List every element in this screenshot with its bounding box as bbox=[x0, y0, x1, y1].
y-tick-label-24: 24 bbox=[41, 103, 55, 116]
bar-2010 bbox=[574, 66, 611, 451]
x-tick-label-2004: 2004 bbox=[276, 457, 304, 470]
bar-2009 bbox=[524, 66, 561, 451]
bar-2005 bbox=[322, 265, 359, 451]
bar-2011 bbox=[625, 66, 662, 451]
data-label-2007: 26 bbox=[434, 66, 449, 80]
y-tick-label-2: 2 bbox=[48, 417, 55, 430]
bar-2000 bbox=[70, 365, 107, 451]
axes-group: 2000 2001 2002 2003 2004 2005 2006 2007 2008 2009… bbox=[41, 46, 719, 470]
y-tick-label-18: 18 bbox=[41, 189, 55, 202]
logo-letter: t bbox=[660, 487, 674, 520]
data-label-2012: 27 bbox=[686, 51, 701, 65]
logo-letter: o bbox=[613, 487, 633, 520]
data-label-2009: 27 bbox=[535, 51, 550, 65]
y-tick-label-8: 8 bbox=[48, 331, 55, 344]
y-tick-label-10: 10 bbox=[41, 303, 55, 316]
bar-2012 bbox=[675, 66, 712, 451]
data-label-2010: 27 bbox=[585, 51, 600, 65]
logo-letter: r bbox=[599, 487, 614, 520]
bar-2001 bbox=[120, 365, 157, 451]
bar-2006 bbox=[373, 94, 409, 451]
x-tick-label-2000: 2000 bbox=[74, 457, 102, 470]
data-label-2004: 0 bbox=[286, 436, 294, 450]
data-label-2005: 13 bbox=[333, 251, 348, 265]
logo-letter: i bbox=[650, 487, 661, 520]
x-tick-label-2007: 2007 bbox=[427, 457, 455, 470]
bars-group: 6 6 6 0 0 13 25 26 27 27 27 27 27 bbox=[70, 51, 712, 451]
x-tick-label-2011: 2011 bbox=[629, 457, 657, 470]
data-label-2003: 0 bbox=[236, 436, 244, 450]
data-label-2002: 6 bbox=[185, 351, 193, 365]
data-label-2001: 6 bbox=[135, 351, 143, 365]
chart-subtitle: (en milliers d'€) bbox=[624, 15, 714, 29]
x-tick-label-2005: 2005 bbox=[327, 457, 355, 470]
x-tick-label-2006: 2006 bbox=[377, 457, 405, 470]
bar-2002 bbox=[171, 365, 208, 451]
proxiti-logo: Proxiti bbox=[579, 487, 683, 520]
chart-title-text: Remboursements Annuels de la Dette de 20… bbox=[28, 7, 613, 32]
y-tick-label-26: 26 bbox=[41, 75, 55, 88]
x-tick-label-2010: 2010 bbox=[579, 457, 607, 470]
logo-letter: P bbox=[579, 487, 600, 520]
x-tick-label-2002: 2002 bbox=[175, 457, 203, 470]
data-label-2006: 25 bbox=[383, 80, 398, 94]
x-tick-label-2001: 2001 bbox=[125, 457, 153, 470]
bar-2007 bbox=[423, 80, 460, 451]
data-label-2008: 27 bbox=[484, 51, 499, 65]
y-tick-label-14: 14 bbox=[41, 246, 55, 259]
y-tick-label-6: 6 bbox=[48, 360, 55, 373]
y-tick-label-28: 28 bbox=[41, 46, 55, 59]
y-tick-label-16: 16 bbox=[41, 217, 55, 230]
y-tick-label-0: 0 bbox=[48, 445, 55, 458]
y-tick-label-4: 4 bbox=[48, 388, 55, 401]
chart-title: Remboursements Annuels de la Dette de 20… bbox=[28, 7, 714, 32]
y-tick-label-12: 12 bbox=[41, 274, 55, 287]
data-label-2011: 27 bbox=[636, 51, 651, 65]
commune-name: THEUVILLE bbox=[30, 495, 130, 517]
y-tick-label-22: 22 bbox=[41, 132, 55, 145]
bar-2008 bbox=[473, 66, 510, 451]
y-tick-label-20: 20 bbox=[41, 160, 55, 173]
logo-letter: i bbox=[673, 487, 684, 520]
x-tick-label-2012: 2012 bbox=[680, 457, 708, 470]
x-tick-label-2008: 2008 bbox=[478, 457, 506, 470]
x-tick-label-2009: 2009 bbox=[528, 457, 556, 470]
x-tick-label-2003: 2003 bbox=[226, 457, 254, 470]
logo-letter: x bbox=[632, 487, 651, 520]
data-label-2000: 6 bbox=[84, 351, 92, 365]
----------------------------------------
THE PROBLEM: Can you recast the material above as a numbered list, leaving out any blank lines?

EXPECTED OUTPUT:
1. List every element in this screenshot with its bounding box as bbox=[x0, y0, x1, y1].
2. y-tick-label-24: 24 bbox=[41, 103, 55, 116]
3. bar-2010 bbox=[574, 66, 611, 451]
4. x-tick-label-2004: 2004 bbox=[276, 457, 304, 470]
5. bar-2009 bbox=[524, 66, 561, 451]
6. bar-2005 bbox=[322, 265, 359, 451]
7. bar-2011 bbox=[625, 66, 662, 451]
8. data-label-2007: 26 bbox=[434, 66, 449, 80]
9. y-tick-label-2: 2 bbox=[48, 417, 55, 430]
10. bar-2000 bbox=[70, 365, 107, 451]
11. axes-group: 2000 2001 2002 2003 2004 2005 2006 2007 2008 2009… bbox=[41, 46, 719, 470]
12. y-tick-label-18: 18 bbox=[41, 189, 55, 202]
13. logo-letter: t bbox=[660, 487, 674, 520]
14. data-label-2012: 27 bbox=[686, 51, 701, 65]
15. logo-letter: o bbox=[613, 487, 633, 520]
16. data-label-2009: 27 bbox=[535, 51, 550, 65]
17. y-tick-label-8: 8 bbox=[48, 331, 55, 344]
18. y-tick-label-10: 10 bbox=[41, 303, 55, 316]
19. bar-2012 bbox=[675, 66, 712, 451]
20. data-label-2010: 27 bbox=[585, 51, 600, 65]
21. logo-letter: r bbox=[599, 487, 614, 520]
22. bar-2001 bbox=[120, 365, 157, 451]
23. bar-2006 bbox=[373, 94, 409, 451]
24. x-tick-label-2000: 2000 bbox=[74, 457, 102, 470]
25. data-label-2004: 0 bbox=[286, 436, 294, 450]
26. data-label-2005: 13 bbox=[333, 251, 348, 265]
27. logo-letter: i bbox=[650, 487, 661, 520]
28. x-tick-label-2007: 2007 bbox=[427, 457, 455, 470]
29. bars-group: 6 6 6 0 0 13 25 26 27 27 27 27 27 bbox=[70, 51, 712, 451]
30. x-tick-label-2011: 2011 bbox=[629, 457, 657, 470]
31. data-label-2003: 0 bbox=[236, 436, 244, 450]
32. data-label-2002: 6 bbox=[185, 351, 193, 365]
33. data-label-2001: 6 bbox=[135, 351, 143, 365]
34. chart-subtitle: (en milliers d'€) bbox=[624, 15, 714, 29]
35. x-tick-label-2005: 2005 bbox=[327, 457, 355, 470]
36. x-tick-label-2006: 2006 bbox=[377, 457, 405, 470]
37. bar-2002 bbox=[171, 365, 208, 451]
38. proxiti-logo: Proxiti bbox=[579, 487, 683, 520]
39. chart-title-text: Remboursements Annuels de la Dette de 20… bbox=[28, 7, 613, 32]
40. y-tick-label-26: 26 bbox=[41, 75, 55, 88]
41. x-tick-label-2010: 2010 bbox=[579, 457, 607, 470]
42. logo-letter: P bbox=[579, 487, 600, 520]
43. x-tick-label-2002: 2002 bbox=[175, 457, 203, 470]
44. data-label-2006: 25 bbox=[383, 80, 398, 94]
45. x-tick-label-2001: 2001 bbox=[125, 457, 153, 470]
46. bar-2007 bbox=[423, 80, 460, 451]
47. data-label-2008: 27 bbox=[484, 51, 499, 65]
48. y-tick-label-14: 14 bbox=[41, 246, 55, 259]
49. y-tick-label-6: 6 bbox=[48, 360, 55, 373]
50. y-tick-label-28: 28 bbox=[41, 46, 55, 59]
51. y-tick-label-16: 16 bbox=[41, 217, 55, 230]
52. y-tick-label-0: 0 bbox=[48, 445, 55, 458]
53. y-tick-label-4: 4 bbox=[48, 388, 55, 401]
54. chart-title: Remboursements Annuels de la Dette de 20… bbox=[28, 7, 714, 32]
55. y-tick-label-12: 12 bbox=[41, 274, 55, 287]
56. data-label-2011: 27 bbox=[636, 51, 651, 65]
57. commune-name: THEUVILLE bbox=[30, 495, 130, 517]
58. y-tick-label-22: 22 bbox=[41, 132, 55, 145]
59. bar-2008 bbox=[473, 66, 510, 451]
60. y-tick-label-20: 20 bbox=[41, 160, 55, 173]
61. logo-letter: i bbox=[673, 487, 684, 520]
62. x-tick-label-2012: 2012 bbox=[680, 457, 708, 470]
63. x-tick-label-2008: 2008 bbox=[478, 457, 506, 470]
64. x-tick-label-2009: 2009 bbox=[528, 457, 556, 470]
65. x-tick-label-2003: 2003 bbox=[226, 457, 254, 470]
66. logo-letter: x bbox=[632, 487, 651, 520]
67. data-label-2000: 6 bbox=[84, 351, 92, 365]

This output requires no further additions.